TASK STATEMENT> From the post about a new book on the French Rite, list every current Masonic scholar it names as contributing reflections by way of introduction and epilogue.

TEXT EXTRACT>

* Begin *

Tuesday, October 28, 2014

A New Book on the French Rite!

Una mirada sobre los usos de los "Modernos" y los rituales del Rito Francés.
Edited by Victor Guerra García.
Published by Masonica.es

This new addition is a  continuation inspired by an earlier title,  Rito Francés. Historia, Reflexiones y Desarrollo (The French Rite: History, Reflections and Development). In this first text the historical context and reflective stages of the French Rite and developments were discussed and analyzed from the distinct personal perspectives of various Masonic authors including Charles Porset,  J-Ch. Nerh, Roger Dachez, JG Plumet, Ludovic Marcos, Daniel Ligou, JP. Lefevre, Joaquim Villalta and Victor Guerra García who, in addition to including articles, coordinated the subject with the intention that a Spanish-speaking readership had access to a plethora of interesting items that seemed important to be made known as the Masonic literature on such ritual is virtually nonexistent. 

Una mirada sobre los usos de los "Modernos" y los rituales del Rito Francés (The Modern Rite:  A look from the XXI century) takes a more personal approach, that differs from the examination of the French Rite, understood as the result of ritual practices of the GODF to direct the gaze a step further back, from the perspective of the history behind the rite established as the Modern Rite, and as such, several themes are raised throughout the book, trying to situate the reader in the historical setting of these developments, analyzing in turn the unique nature of a ritual practices that had its development in seventeenth-century Insular Europe but which evolved in eighteenth-century France. 

Victor Guerra García
The second part of the book is set in a more contemporary context, addressing the conceptual differences between the Modern and the French Rite and providing materials for the background of related aspects essential to understanding how the Congress of the French Rite of Lisbon and the Modern Rite in Barcelona, and the birth of the Universal Masonic Union of the Modern Rite (UMURM) or establishment in Spain of the General Grand Chapter of Spain (GODF-GLSE) came to pass. 

The book closes with an impressive piece by Jean van Win that describes the false basis of support of certain ritual developments within the Orders of Wisdom in France, and finally a final reflection on what the Modern Rite's future may look like in the twenty-first century. 

The text also contains several reflections by way of introduction and epilogue from various current Masonic scholars including Joan Francesc Pont, Sovereign Commander of the Supreme Council of the Scottish Rite of Spain; Eoghan Ballard, Grand Master of the Grand Lodge of the Modern Rite of North America and the Caribbean; and José María Bonachi Batalla, the Supreme Council of the Modern Rite of Brazil and President of the UMURM.

* End *

INFORMATION PROVIDED>

* Begin *

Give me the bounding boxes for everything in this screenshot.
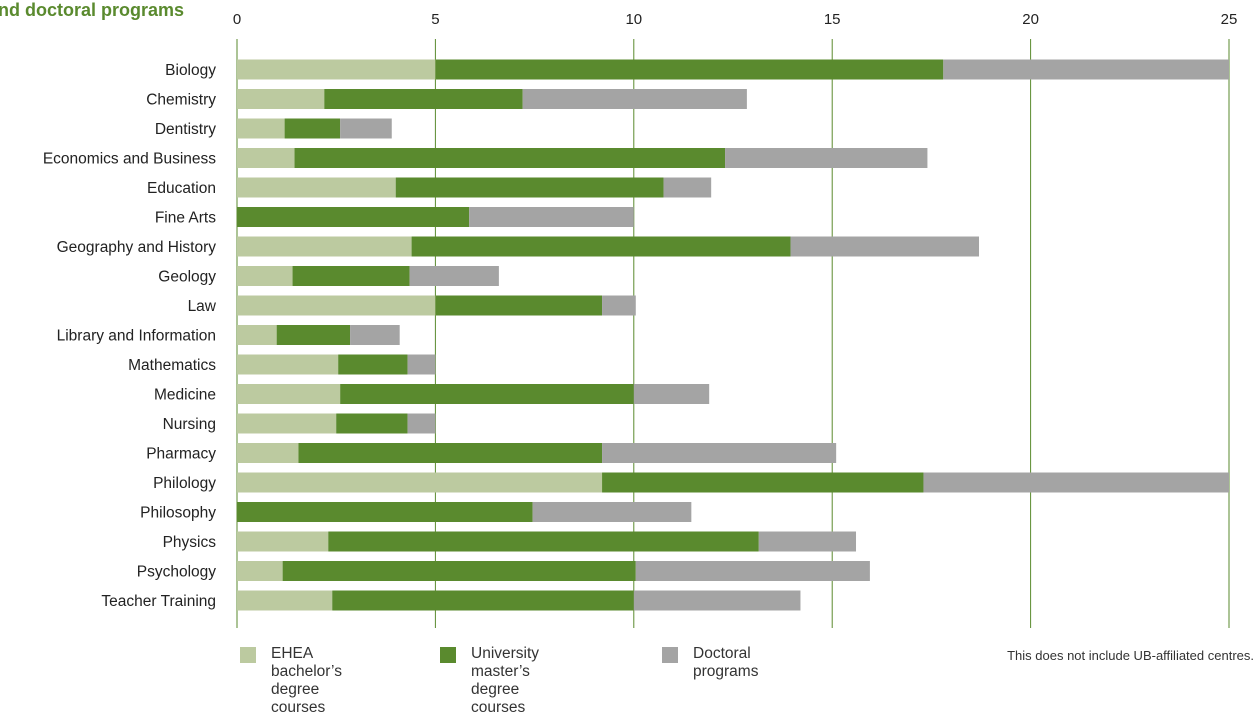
bar-geology-bachelor xyxy=(237,266,293,286)
legend-swatch-master xyxy=(440,647,456,663)
bar-geology-master xyxy=(292,266,410,286)
bar-fine-arts-master xyxy=(237,207,470,227)
bar-physics-doctoral xyxy=(758,531,857,552)
bar-psychology-doctoral xyxy=(635,561,870,581)
category-labels: Biology Chemistry Dentistry Economics and B… xyxy=(43,62,217,610)
bar-chemistry-doctoral xyxy=(522,89,747,109)
x-axis-ticks: 0 5 10 15 20 25 xyxy=(233,11,1238,28)
bar-chemistry-master xyxy=(324,89,523,109)
x-tick-label: 25 xyxy=(1221,11,1238,28)
footnote: This does not include UB-affiliated cent… xyxy=(1007,648,1254,663)
bar-education-bachelor xyxy=(237,177,396,198)
category-label-mathematics: Mathematics xyxy=(128,357,216,374)
bar-psychology-bachelor xyxy=(237,561,283,581)
bar-pharmacy-master xyxy=(298,443,603,463)
legend-label-doctoral: Doctoral programs xyxy=(693,645,759,680)
bar-nursing-master xyxy=(336,413,408,434)
bar-teacher-training-bachelor xyxy=(237,590,333,611)
legend-label-bachelor: EHEA bachelor’s degree courses xyxy=(271,645,342,716)
bar-philology-bachelor xyxy=(237,472,603,493)
bar-geology-doctoral xyxy=(409,266,499,286)
category-label-psychology: Psychology xyxy=(137,564,217,581)
bar-physics-bachelor xyxy=(237,531,329,552)
bar-medicine-doctoral xyxy=(633,384,710,404)
x-tick-label: 20 xyxy=(1022,11,1039,28)
bar-chart: nd doctoral programs 0 5 10 15 20 25 Biology C… xyxy=(0,0,1238,628)
bar-education-master xyxy=(395,177,664,198)
bar-biology-master xyxy=(435,59,944,80)
chart-title: nd doctoral programs xyxy=(0,0,184,20)
category-label-education: Education xyxy=(147,180,216,197)
bar-mathematics-master xyxy=(338,354,408,375)
bar-economics-and-business-master xyxy=(294,148,726,168)
bar-nursing-bachelor xyxy=(237,413,337,434)
bar-geography-and-history-bachelor xyxy=(237,236,412,257)
bar-library-and-information-bachelor xyxy=(237,325,277,345)
bar-medicine-master xyxy=(340,384,634,404)
bar-philology-doctoral xyxy=(923,472,1229,493)
category-label-medicine: Medicine xyxy=(154,387,216,404)
bar-law-master xyxy=(435,295,603,316)
category-label-economics-and-business: Economics and Business xyxy=(43,151,216,168)
bar-library-and-information-master xyxy=(276,325,351,345)
bar-library-and-information-doctoral xyxy=(350,325,400,345)
bar-pharmacy-bachelor xyxy=(237,443,299,463)
bar-philosophy-master xyxy=(237,502,533,522)
bar-economics-and-business-doctoral xyxy=(725,148,928,168)
bar-pharmacy-doctoral xyxy=(602,443,837,463)
bar-geography-and-history-doctoral xyxy=(790,236,980,257)
bar-biology-doctoral xyxy=(943,59,1229,80)
bar-chemistry-bachelor xyxy=(237,89,325,109)
bar-nursing-doctoral xyxy=(407,413,436,434)
bar-biology-bachelor xyxy=(237,59,436,80)
category-label-teacher-training: Teacher Training xyxy=(101,593,216,610)
legend-swatch-doctoral xyxy=(662,647,678,663)
bar-law-doctoral xyxy=(602,295,636,316)
category-label-fine-arts: Fine Arts xyxy=(155,210,216,227)
bar-economics-and-business-bachelor xyxy=(237,148,295,168)
bar-dentistry-doctoral xyxy=(340,118,392,139)
bar-psychology-master xyxy=(282,561,636,581)
category-label-law: Law xyxy=(188,298,217,315)
bar-mathematics-doctoral xyxy=(407,354,436,375)
bar-teacher-training-doctoral xyxy=(633,590,801,611)
x-tick-label: 15 xyxy=(824,11,841,28)
bar-philosophy-doctoral xyxy=(532,502,692,522)
gridlines xyxy=(236,39,1230,628)
legend-label-master: University master’s degree courses xyxy=(471,645,540,716)
category-label-chemistry: Chemistry xyxy=(146,92,216,109)
category-label-physics: Physics xyxy=(163,534,217,551)
category-label-geology: Geology xyxy=(158,269,216,286)
x-tick-label: 5 xyxy=(431,11,439,28)
bar-teacher-training-master xyxy=(332,590,634,611)
bar-education-doctoral xyxy=(663,177,712,198)
bar-dentistry-bachelor xyxy=(237,118,285,139)
category-label-philology: Philology xyxy=(153,475,216,492)
category-label-nursing: Nursing xyxy=(163,416,216,433)
bar-dentistry-master xyxy=(284,118,341,139)
x-tick-label: 10 xyxy=(625,11,642,28)
category-label-geography-and-history: Geography and History xyxy=(57,239,217,256)
category-label-biology: Biology xyxy=(165,62,216,79)
bar-philology-master xyxy=(602,472,924,493)
bar-fine-arts-doctoral xyxy=(469,207,634,227)
x-tick-label: 0 xyxy=(233,11,241,28)
legend-swatch-bachelor xyxy=(240,647,256,663)
bar-physics-master xyxy=(328,531,759,552)
category-label-pharmacy: Pharmacy xyxy=(146,446,216,463)
category-label-dentistry: Dentistry xyxy=(155,121,216,138)
bars xyxy=(237,59,1229,611)
category-label-philosophy: Philosophy xyxy=(140,505,216,522)
bar-geography-and-history-master xyxy=(411,236,791,257)
bar-medicine-bachelor xyxy=(237,384,341,404)
bar-mathematics-bachelor xyxy=(237,354,339,375)
category-label-library-and-information: Library and Information xyxy=(57,328,216,345)
bar-law-bachelor xyxy=(237,295,436,316)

* End *

WORKED ANSWER>
Joan Francesc Pont
Eoghan Ballard
José María Bonachi Batalla